Stored records
-- BEGIN --
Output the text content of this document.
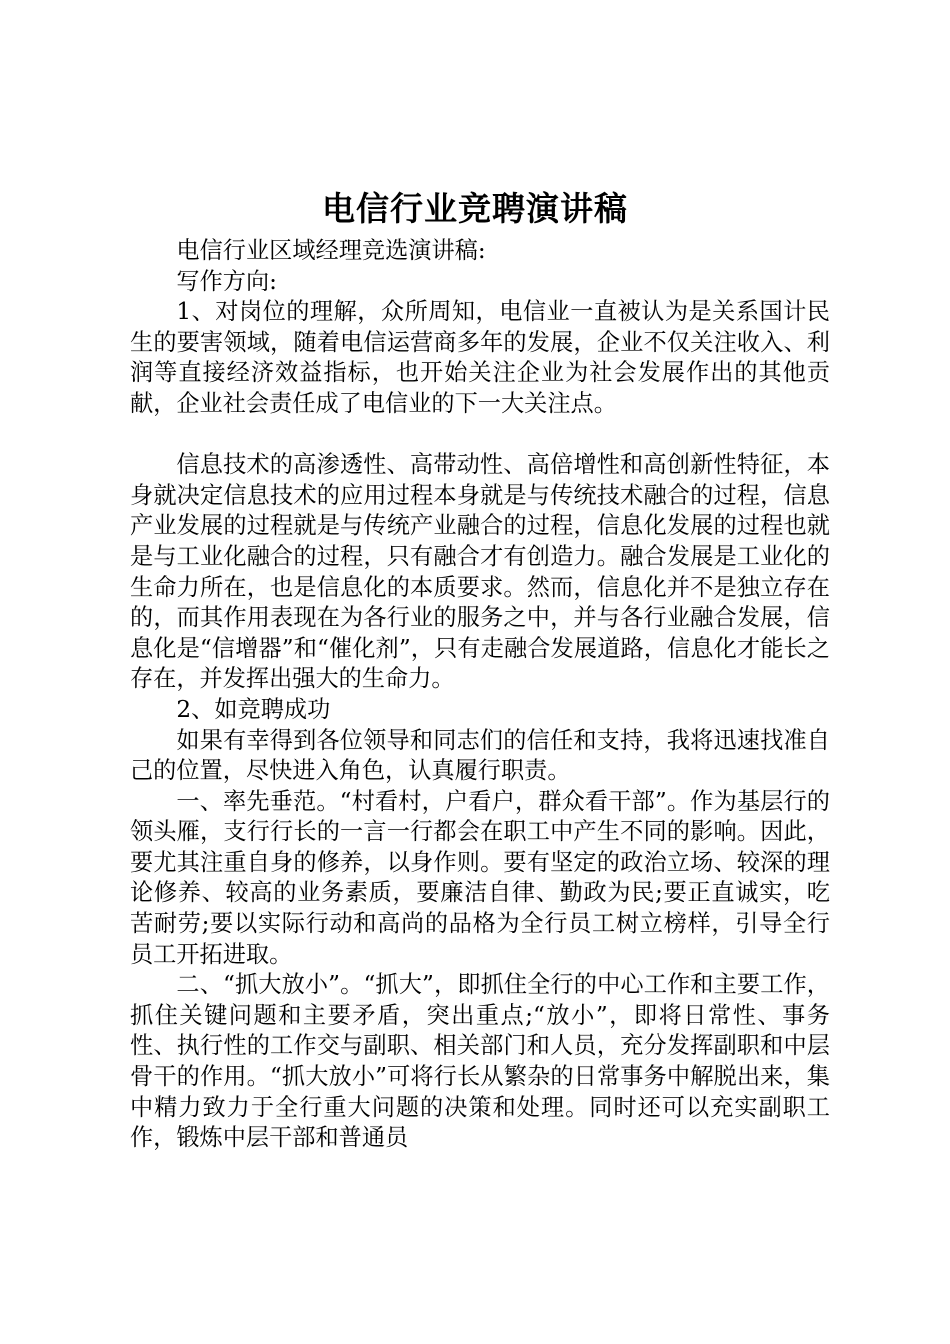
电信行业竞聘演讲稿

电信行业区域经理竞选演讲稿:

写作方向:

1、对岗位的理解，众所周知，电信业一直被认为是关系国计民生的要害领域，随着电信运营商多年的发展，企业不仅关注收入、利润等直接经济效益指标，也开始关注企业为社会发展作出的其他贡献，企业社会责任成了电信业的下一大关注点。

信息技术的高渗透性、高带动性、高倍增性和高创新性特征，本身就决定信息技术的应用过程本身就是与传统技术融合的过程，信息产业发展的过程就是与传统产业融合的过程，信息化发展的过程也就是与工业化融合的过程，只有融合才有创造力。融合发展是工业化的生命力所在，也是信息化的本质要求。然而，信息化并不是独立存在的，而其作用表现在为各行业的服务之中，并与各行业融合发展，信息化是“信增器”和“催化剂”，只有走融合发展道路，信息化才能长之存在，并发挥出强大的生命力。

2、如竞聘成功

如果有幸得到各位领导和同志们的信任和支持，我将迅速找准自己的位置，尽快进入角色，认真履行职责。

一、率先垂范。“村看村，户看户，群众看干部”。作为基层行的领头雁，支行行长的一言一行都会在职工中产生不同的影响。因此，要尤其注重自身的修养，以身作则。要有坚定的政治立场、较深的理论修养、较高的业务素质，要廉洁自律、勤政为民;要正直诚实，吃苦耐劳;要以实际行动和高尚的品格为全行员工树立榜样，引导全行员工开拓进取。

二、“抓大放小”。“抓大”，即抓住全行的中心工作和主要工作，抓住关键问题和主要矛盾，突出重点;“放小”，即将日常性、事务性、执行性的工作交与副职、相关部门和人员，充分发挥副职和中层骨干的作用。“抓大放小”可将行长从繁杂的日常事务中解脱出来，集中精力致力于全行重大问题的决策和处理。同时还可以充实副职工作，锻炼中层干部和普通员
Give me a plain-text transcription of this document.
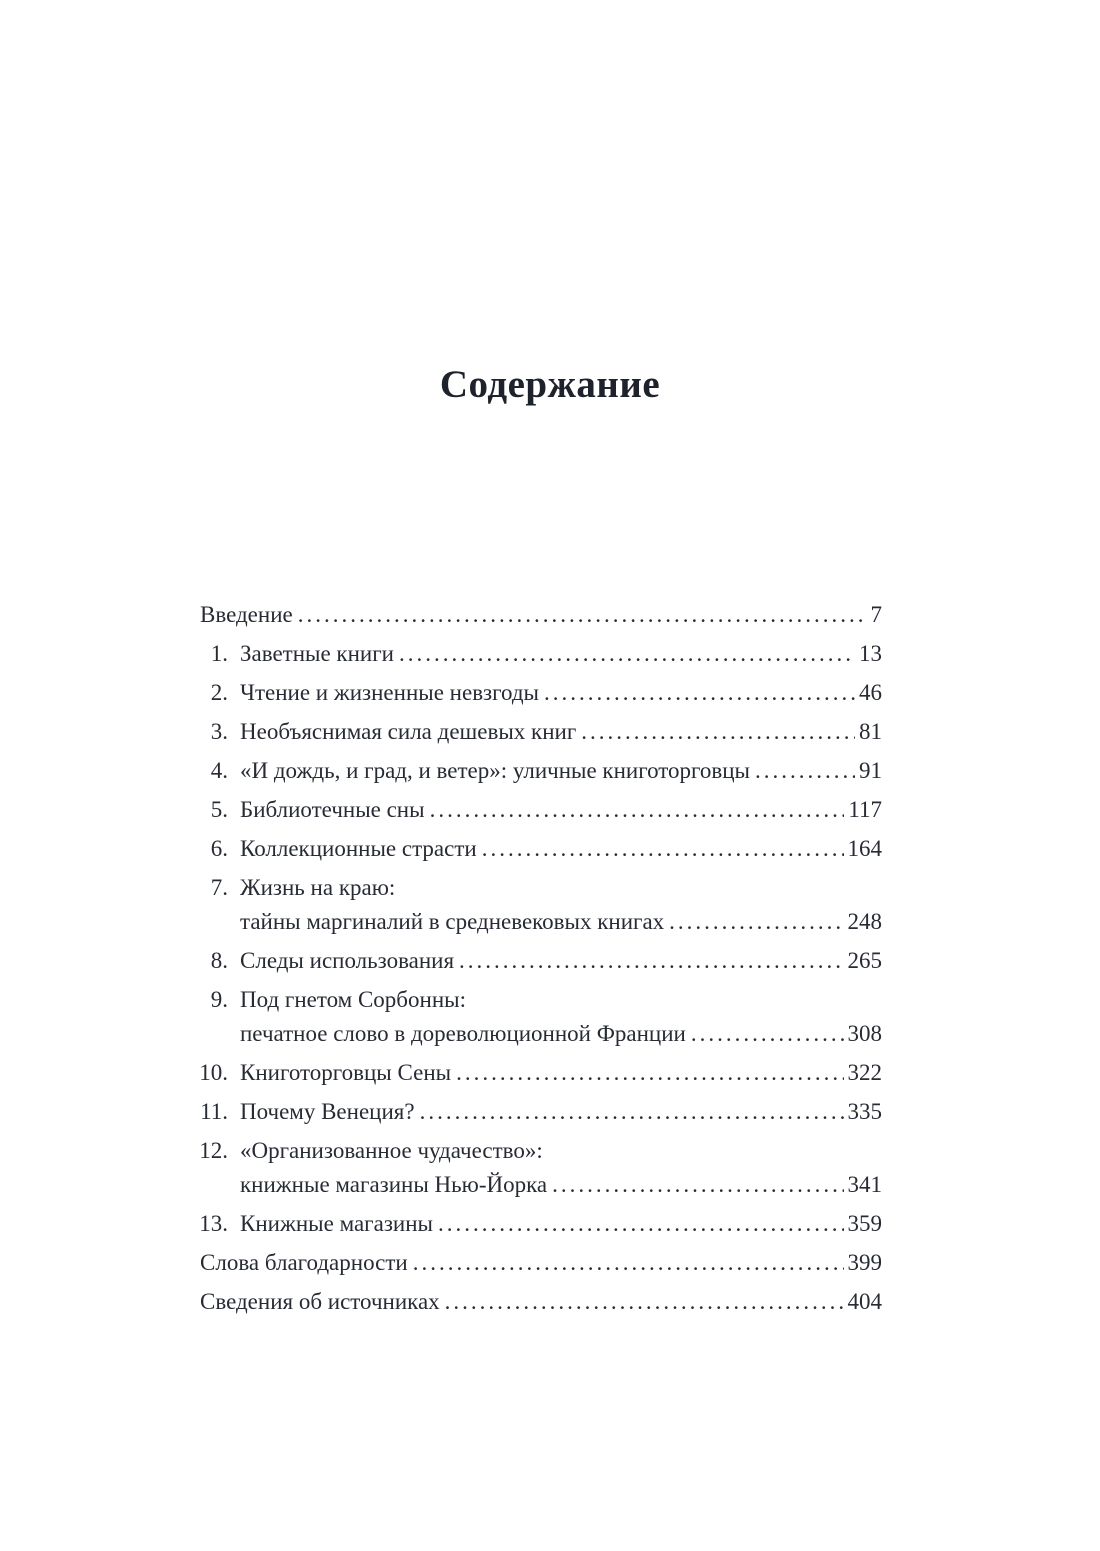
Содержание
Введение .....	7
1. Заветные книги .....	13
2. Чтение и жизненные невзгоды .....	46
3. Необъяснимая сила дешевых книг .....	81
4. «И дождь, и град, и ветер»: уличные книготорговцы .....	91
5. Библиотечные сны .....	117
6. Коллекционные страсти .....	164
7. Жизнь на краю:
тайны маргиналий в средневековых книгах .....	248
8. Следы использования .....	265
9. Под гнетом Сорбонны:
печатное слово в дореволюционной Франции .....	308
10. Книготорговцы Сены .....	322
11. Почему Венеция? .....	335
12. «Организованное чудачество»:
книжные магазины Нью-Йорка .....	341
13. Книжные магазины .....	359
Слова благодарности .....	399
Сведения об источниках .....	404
-- END --
EXERCISE OBJECTIVE
Reproduce all of the material above word for word. Omit the pictures.

EXERCISE ANSWER
Output the text content of this document.
电信行业竞聘演讲稿

电信行业区域经理竞选演讲稿:

写作方向:

1、对岗位的理解，众所周知，电信业一直被认为是关系国计民生的要害领域，随着电信运营商多年的发展，企业不仅关注收入、利润等直接经济效益指标，也开始关注企业为社会发展作出的其他贡献，企业社会责任成了电信业的下一大关注点。

信息技术的高渗透性、高带动性、高倍增性和高创新性特征，本身就决定信息技术的应用过程本身就是与传统技术融合的过程，信息产业发展的过程就是与传统产业融合的过程，信息化发展的过程也就是与工业化融合的过程，只有融合才有创造力。融合发展是工业化的生命力所在，也是信息化的本质要求。然而，信息化并不是独立存在的，而其作用表现在为各行业的服务之中，并与各行业融合发展，信息化是“信增器”和“催化剂”，只有走融合发展道路，信息化才能长之存在，并发挥出强大的生命力。

2、如竞聘成功

如果有幸得到各位领导和同志们的信任和支持，我将迅速找准自己的位置，尽快进入角色，认真履行职责。

一、率先垂范。“村看村，户看户，群众看干部”。作为基层行的领头雁，支行行长的一言一行都会在职工中产生不同的影响。因此，要尤其注重自身的修养，以身作则。要有坚定的政治立场、较深的理论修养、较高的业务素质，要廉洁自律、勤政为民;要正直诚实，吃苦耐劳;要以实际行动和高尚的品格为全行员工树立榜样，引导全行员工开拓进取。

二、“抓大放小”。“抓大”，即抓住全行的中心工作和主要工作，抓住关键问题和主要矛盾，突出重点;“放小”，即将日常性、事务性、执行性的工作交与副职、相关部门和人员，充分发挥副职和中层骨干的作用。“抓大放小”可将行长从繁杂的日常事务中解脱出来，集中精力致力于全行重大问题的决策和处理。同时还可以充实副职工作，锻炼中层干部和普通员
Give me a plain-text transcription of this document.
Содержание
Введение .....	7
1. Заветные книги .....	13
2. Чтение и жизненные невзгоды .....	46
3. Необъяснимая сила дешевых книг .....	81
4. «И дождь, и град, и ветер»: уличные книготорговцы .....	91
5. Библиотечные сны .....	117
6. Коллекционные страсти .....	164
7. Жизнь на краю:
тайны маргиналий в средневековых книгах .....	248
8. Следы использования .....	265
9. Под гнетом Сорбонны:
печатное слово в дореволюционной Франции .....	308
10. Книготорговцы Сены .....	322
11. Почему Венеция? .....	335
12. «Организованное чудачество»:
книжные магазины Нью-Йорка .....	341
13. Книжные магазины .....	359
Слова благодарности .....	399
Сведения об источниках .....	404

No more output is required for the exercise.